Dataset excerpt:
--------------------------------------------------

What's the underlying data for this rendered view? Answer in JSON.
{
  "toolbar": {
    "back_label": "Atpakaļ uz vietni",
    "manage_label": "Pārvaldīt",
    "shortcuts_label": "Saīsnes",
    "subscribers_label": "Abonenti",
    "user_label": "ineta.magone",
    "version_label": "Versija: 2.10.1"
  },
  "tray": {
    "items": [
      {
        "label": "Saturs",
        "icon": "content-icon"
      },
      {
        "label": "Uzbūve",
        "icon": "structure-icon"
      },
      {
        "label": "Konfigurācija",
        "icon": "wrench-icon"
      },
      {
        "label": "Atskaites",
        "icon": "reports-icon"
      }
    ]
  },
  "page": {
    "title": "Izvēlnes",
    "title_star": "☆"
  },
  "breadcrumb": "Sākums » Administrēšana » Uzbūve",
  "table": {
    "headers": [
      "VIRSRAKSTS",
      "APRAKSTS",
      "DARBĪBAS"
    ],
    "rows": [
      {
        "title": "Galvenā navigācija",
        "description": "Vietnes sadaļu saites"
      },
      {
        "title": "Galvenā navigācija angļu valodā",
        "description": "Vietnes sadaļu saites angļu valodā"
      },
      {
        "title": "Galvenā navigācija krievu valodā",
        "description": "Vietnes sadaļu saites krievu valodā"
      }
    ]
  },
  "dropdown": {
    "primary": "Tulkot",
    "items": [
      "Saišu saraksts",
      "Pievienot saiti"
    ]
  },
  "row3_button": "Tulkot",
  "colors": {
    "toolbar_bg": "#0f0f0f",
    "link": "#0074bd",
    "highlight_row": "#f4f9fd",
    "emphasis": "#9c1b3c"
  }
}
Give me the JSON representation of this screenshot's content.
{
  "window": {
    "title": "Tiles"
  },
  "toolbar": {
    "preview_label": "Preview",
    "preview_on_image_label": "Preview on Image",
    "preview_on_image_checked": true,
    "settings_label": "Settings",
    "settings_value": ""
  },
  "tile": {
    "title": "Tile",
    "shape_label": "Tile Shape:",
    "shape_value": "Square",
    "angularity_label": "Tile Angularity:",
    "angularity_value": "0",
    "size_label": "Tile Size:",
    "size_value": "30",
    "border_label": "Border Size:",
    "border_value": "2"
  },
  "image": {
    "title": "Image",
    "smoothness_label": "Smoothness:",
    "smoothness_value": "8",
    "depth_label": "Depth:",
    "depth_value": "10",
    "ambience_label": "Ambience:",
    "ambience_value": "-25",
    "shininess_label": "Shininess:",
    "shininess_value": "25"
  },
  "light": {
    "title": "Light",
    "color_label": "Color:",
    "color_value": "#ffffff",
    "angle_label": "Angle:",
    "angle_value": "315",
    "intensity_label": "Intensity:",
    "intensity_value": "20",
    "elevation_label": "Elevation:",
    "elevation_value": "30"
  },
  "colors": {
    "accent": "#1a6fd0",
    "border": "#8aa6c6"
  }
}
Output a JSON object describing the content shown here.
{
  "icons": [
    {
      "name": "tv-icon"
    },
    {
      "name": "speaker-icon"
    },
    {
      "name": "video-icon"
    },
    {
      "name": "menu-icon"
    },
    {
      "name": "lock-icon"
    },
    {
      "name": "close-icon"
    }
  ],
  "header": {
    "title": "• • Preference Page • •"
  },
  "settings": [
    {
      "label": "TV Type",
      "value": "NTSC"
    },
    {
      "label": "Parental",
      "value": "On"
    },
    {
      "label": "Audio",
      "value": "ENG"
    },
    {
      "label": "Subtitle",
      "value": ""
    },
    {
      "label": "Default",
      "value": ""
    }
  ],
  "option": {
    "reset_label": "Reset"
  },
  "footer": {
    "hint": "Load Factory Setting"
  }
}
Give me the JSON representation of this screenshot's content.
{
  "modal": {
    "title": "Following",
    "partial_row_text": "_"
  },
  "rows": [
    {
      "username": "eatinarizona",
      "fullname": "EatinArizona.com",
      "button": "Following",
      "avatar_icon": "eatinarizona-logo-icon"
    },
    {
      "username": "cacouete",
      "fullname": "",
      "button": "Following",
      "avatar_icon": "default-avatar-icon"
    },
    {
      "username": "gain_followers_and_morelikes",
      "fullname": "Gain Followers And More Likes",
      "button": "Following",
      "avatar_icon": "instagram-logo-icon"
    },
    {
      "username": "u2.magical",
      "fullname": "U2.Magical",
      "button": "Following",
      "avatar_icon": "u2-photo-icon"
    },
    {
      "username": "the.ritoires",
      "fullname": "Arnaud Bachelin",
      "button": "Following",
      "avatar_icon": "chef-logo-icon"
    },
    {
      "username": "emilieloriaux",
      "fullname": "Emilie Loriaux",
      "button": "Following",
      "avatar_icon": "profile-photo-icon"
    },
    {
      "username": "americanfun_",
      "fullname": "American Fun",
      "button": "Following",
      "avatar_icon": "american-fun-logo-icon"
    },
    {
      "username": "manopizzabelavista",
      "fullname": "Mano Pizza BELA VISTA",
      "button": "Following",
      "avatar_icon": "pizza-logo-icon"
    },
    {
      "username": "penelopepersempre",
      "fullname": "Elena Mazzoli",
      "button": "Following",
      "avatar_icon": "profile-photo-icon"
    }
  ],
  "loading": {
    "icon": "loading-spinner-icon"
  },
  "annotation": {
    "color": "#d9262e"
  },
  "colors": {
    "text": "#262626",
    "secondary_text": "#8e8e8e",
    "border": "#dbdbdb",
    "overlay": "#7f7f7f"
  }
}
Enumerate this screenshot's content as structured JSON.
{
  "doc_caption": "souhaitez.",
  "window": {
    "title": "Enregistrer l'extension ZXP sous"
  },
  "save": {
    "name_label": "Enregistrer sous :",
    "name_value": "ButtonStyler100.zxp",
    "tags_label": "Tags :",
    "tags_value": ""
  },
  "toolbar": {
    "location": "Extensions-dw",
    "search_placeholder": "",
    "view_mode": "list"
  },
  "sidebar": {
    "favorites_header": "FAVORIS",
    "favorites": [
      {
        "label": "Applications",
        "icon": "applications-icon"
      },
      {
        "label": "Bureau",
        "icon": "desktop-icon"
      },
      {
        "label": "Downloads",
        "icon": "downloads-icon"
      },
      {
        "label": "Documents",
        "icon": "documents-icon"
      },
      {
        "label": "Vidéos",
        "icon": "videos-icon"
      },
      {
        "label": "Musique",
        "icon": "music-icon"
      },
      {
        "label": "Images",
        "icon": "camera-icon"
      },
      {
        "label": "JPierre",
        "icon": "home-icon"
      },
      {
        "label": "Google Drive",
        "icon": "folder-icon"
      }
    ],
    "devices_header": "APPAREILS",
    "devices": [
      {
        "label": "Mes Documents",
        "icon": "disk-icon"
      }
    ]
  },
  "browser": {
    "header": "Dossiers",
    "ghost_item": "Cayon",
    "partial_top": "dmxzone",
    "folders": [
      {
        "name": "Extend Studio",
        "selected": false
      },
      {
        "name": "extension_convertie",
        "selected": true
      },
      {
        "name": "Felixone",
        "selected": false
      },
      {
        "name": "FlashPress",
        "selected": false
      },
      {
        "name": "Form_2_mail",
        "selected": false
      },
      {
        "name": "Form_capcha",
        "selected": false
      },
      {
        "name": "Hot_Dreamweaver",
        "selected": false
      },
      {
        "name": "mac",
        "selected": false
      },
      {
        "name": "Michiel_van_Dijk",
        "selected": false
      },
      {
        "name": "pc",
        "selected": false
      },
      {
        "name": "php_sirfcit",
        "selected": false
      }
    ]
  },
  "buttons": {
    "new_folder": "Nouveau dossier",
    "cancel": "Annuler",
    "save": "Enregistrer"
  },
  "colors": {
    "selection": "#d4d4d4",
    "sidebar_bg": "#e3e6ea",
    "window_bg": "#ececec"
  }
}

--------------------------------------------------

Copy each line from the records above that includes the string "Uzbūve".

> RESPONSE TO THIS TASK:
        "label": "Uzbūve",
  "breadcrumb": "Sākums » Administrēšana » Uzbūve",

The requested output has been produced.